▸ What is being asked
The records that follow are to be repeated without alteration.

▸ Records

___

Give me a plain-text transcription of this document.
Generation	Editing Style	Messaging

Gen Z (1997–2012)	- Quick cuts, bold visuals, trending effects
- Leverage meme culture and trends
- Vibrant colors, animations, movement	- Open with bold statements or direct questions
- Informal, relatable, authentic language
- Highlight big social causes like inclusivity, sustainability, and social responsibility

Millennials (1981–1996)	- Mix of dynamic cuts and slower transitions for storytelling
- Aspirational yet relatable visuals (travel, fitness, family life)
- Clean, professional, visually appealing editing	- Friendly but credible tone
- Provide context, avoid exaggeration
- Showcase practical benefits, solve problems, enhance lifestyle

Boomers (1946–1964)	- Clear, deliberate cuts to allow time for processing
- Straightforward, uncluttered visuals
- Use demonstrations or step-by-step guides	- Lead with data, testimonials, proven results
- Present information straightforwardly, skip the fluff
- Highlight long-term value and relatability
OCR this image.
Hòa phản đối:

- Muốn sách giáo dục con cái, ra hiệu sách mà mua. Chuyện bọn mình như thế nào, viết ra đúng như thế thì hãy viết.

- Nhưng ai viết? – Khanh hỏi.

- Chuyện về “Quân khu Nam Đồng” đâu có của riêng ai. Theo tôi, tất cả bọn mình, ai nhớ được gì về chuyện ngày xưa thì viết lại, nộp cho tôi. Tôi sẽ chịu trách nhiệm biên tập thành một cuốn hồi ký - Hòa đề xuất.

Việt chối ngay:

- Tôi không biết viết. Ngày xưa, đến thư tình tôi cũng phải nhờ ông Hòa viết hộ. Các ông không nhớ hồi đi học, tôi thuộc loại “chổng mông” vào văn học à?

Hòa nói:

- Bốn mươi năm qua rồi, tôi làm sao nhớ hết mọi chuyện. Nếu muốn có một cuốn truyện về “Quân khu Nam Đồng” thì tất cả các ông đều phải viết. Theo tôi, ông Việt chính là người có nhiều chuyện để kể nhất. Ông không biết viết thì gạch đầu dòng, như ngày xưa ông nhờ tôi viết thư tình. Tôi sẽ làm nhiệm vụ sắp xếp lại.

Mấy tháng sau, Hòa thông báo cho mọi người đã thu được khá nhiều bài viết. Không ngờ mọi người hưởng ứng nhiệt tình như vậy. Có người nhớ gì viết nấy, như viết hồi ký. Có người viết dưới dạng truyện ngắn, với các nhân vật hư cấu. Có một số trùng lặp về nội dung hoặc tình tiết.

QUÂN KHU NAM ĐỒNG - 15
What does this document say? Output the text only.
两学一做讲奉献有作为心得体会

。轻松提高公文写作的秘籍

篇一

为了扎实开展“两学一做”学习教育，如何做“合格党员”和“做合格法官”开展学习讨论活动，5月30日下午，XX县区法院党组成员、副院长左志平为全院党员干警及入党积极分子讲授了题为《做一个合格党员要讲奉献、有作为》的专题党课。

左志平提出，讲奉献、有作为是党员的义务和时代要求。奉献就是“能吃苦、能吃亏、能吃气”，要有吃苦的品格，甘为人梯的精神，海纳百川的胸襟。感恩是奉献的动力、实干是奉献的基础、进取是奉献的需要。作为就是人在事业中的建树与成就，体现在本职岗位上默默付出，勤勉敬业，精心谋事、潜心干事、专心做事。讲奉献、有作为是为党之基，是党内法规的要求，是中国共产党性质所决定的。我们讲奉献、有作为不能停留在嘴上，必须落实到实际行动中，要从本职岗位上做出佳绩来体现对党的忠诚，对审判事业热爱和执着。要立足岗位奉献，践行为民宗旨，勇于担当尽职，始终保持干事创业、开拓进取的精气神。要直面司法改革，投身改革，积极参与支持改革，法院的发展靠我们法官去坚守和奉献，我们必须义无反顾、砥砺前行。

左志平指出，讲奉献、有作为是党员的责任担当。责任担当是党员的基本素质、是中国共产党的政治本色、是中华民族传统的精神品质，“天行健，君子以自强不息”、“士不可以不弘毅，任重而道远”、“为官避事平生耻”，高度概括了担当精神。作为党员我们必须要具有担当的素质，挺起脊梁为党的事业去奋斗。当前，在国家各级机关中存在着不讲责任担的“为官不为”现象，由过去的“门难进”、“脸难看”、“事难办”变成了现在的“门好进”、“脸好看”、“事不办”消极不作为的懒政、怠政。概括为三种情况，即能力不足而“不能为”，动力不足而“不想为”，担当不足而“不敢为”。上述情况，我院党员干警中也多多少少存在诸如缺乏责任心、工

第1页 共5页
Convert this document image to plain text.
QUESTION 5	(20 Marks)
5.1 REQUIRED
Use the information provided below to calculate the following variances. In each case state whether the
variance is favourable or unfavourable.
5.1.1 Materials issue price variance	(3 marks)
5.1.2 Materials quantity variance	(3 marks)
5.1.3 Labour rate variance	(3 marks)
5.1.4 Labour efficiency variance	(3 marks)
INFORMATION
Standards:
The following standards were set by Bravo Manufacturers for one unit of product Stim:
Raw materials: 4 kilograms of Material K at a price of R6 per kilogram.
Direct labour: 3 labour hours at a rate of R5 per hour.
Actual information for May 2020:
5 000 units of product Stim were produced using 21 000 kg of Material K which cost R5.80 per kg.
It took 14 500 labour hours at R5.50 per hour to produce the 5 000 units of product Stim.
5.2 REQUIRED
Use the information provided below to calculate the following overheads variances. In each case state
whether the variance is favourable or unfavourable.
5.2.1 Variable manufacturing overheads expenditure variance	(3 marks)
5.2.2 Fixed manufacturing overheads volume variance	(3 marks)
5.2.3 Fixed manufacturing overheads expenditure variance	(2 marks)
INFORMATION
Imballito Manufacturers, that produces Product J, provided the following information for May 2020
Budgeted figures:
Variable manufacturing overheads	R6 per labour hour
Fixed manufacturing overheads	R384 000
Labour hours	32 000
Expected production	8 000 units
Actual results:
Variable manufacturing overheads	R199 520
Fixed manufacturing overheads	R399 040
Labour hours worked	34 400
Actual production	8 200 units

___

▸ Response
Give me a plain-text transcription of this document.
Generation	Editing Style	Messaging

Gen Z (1997–2012)	- Quick cuts, bold visuals, trending effects
- Leverage meme culture and trends
- Vibrant colors, animations, movement	- Open with bold statements or direct questions
- Informal, relatable, authentic language
- Highlight big social causes like inclusivity, sustainability, and social responsibility

Millennials (1981–1996)	- Mix of dynamic cuts and slower transitions for storytelling
- Aspirational yet relatable visuals (travel, fitness, family life)
- Clean, professional, visually appealing editing	- Friendly but credible tone
- Provide context, avoid exaggeration
- Showcase practical benefits, solve problems, enhance lifestyle

Boomers (1946–1964)	- Clear, deliberate cuts to allow time for processing
- Straightforward, uncluttered visuals
- Use demonstrations or step-by-step guides	- Lead with data, testimonials, proven results
- Present information straightforwardly, skip the fluff
- Highlight long-term value and relatability
OCR this image.
Hòa phản đối:

- Muốn sách giáo dục con cái, ra hiệu sách mà mua. Chuyện bọn mình như thế nào, viết ra đúng như thế thì hãy viết.

- Nhưng ai viết? – Khanh hỏi.

- Chuyện về “Quân khu Nam Đồng” đâu có của riêng ai. Theo tôi, tất cả bọn mình, ai nhớ được gì về chuyện ngày xưa thì viết lại, nộp cho tôi. Tôi sẽ chịu trách nhiệm biên tập thành một cuốn hồi ký - Hòa đề xuất.

Việt chối ngay:

- Tôi không biết viết. Ngày xưa, đến thư tình tôi cũng phải nhờ ông Hòa viết hộ. Các ông không nhớ hồi đi học, tôi thuộc loại “chổng mông” vào văn học à?

Hòa nói:

- Bốn mươi năm qua rồi, tôi làm sao nhớ hết mọi chuyện. Nếu muốn có một cuốn truyện về “Quân khu Nam Đồng” thì tất cả các ông đều phải viết. Theo tôi, ông Việt chính là người có nhiều chuyện để kể nhất. Ông không biết viết thì gạch đầu dòng, như ngày xưa ông nhờ tôi viết thư tình. Tôi sẽ làm nhiệm vụ sắp xếp lại.

Mấy tháng sau, Hòa thông báo cho mọi người đã thu được khá nhiều bài viết. Không ngờ mọi người hưởng ứng nhiệt tình như vậy. Có người nhớ gì viết nấy, như viết hồi ký. Có người viết dưới dạng truyện ngắn, với các nhân vật hư cấu. Có một số trùng lặp về nội dung hoặc tình tiết.

QUÂN KHU NAM ĐỒNG - 15
What does this document say? Output the text only.
两学一做讲奉献有作为心得体会

。轻松提高公文写作的秘籍

篇一

为了扎实开展“两学一做”学习教育，如何做“合格党员”和“做合格法官”开展学习讨论活动，5月30日下午，XX县区法院党组成员、副院长左志平为全院党员干警及入党积极分子讲授了题为《做一个合格党员要讲奉献、有作为》的专题党课。

左志平提出，讲奉献、有作为是党员的义务和时代要求。奉献就是“能吃苦、能吃亏、能吃气”，要有吃苦的品格，甘为人梯的精神，海纳百川的胸襟。感恩是奉献的动力、实干是奉献的基础、进取是奉献的需要。作为就是人在事业中的建树与成就，体现在本职岗位上默默付出，勤勉敬业，精心谋事、潜心干事、专心做事。讲奉献、有作为是为党之基，是党内法规的要求，是中国共产党性质所决定的。我们讲奉献、有作为不能停留在嘴上，必须落实到实际行动中，要从本职岗位上做出佳绩来体现对党的忠诚，对审判事业热爱和执着。要立足岗位奉献，践行为民宗旨，勇于担当尽职，始终保持干事创业、开拓进取的精气神。要直面司法改革，投身改革，积极参与支持改革，法院的发展靠我们法官去坚守和奉献，我们必须义无反顾、砥砺前行。

左志平指出，讲奉献、有作为是党员的责任担当。责任担当是党员的基本素质、是中国共产党的政治本色、是中华民族传统的精神品质，“天行健，君子以自强不息”、“士不可以不弘毅，任重而道远”、“为官避事平生耻”，高度概括了担当精神。作为党员我们必须要具有担当的素质，挺起脊梁为党的事业去奋斗。当前，在国家各级机关中存在着不讲责任担的“为官不为”现象，由过去的“门难进”、“脸难看”、“事难办”变成了现在的“门好进”、“脸好看”、“事不办”消极不作为的懒政、怠政。概括为三种情况，即能力不足而“不能为”，动力不足而“不想为”，担当不足而“不敢为”。上述情况，我院党员干警中也多多少少存在诸如缺乏责任心、工

第1页 共5页
Convert this document image to plain text.
QUESTION 5	(20 Marks)
5.1 REQUIRED
Use the information provided below to calculate the following variances. In each case state whether the
variance is favourable or unfavourable.
5.1.1 Materials issue price variance	(3 marks)
5.1.2 Materials quantity variance	(3 marks)
5.1.3 Labour rate variance	(3 marks)
5.1.4 Labour efficiency variance	(3 marks)
INFORMATION
Standards:
The following standards were set by Bravo Manufacturers for one unit of product Stim:
Raw materials: 4 kilograms of Material K at a price of R6 per kilogram.
Direct labour: 3 labour hours at a rate of R5 per hour.
Actual information for May 2020:
5 000 units of product Stim were produced using 21 000 kg of Material K which cost R5.80 per kg.
It took 14 500 labour hours at R5.50 per hour to produce the 5 000 units of product Stim.
5.2 REQUIRED
Use the information provided below to calculate the following overheads variances. In each case state
whether the variance is favourable or unfavourable.
5.2.1 Variable manufacturing overheads expenditure variance	(3 marks)
5.2.2 Fixed manufacturing overheads volume variance	(3 marks)
5.2.3 Fixed manufacturing overheads expenditure variance	(2 marks)
INFORMATION
Imballito Manufacturers, that produces Product J, provided the following information for May 2020
Budgeted figures:
Variable manufacturing overheads	R6 per labour hour
Fixed manufacturing overheads	R384 000
Labour hours	32 000
Expected production	8 000 units
Actual results:
Variable manufacturing overheads	R199 520
Fixed manufacturing overheads	R399 040
Labour hours worked	34 400
Actual production	8 200 units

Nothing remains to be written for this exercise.